## start

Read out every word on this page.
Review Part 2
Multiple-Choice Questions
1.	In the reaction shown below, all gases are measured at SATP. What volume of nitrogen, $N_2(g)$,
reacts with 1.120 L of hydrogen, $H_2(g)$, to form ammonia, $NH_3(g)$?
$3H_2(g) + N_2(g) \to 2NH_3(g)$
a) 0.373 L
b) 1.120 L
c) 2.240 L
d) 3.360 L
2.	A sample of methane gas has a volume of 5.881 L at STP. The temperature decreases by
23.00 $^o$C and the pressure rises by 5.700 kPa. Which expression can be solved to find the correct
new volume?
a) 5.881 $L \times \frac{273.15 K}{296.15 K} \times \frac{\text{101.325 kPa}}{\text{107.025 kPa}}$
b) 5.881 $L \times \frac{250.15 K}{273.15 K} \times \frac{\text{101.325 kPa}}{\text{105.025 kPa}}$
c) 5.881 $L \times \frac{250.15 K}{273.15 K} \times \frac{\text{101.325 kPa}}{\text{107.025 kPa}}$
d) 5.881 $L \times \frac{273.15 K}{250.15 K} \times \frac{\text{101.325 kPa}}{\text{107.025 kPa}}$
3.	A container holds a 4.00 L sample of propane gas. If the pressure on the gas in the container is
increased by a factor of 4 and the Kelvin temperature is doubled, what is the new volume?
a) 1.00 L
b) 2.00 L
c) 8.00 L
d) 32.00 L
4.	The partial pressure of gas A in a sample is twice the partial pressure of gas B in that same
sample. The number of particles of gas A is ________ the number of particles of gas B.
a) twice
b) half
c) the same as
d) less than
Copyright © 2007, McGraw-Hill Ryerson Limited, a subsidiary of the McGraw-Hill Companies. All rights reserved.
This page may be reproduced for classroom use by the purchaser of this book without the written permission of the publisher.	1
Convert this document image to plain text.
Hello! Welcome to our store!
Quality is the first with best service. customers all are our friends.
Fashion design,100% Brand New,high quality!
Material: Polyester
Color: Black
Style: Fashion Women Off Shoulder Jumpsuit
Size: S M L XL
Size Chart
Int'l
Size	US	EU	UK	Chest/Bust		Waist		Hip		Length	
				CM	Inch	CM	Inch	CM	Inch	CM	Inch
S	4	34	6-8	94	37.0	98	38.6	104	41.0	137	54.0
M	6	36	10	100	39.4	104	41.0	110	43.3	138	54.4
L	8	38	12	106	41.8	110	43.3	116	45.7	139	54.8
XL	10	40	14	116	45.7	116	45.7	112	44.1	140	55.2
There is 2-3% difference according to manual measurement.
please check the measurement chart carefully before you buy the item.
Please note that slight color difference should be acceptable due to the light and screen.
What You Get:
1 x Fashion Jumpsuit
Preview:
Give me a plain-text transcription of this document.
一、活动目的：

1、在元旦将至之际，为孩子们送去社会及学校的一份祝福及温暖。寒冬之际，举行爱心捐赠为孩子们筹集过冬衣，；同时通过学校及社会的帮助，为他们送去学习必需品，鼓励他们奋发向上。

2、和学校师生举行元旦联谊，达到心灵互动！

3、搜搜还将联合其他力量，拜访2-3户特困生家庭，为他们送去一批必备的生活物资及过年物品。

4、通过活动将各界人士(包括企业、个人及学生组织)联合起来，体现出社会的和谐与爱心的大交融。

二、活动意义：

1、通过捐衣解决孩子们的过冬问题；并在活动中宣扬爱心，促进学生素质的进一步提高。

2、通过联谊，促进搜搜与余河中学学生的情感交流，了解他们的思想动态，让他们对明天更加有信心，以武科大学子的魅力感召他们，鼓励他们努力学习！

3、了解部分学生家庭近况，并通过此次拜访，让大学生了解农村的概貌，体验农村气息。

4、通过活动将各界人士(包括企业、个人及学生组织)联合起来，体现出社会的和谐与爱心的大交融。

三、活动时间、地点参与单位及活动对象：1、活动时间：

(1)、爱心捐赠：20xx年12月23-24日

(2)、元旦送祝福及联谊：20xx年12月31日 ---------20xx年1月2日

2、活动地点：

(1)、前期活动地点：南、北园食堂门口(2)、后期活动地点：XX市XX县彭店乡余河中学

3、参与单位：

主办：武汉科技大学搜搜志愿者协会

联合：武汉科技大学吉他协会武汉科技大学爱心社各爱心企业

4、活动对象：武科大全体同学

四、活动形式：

## end

* **Task**
Identify lines with the string "Fashion". Copy each one.

* **Exercise result**
Fashion design,100% Brand New,high quality!
Style: Fashion Women Off Shoulder Jumpsuit
1 x Fashion Jumpsuit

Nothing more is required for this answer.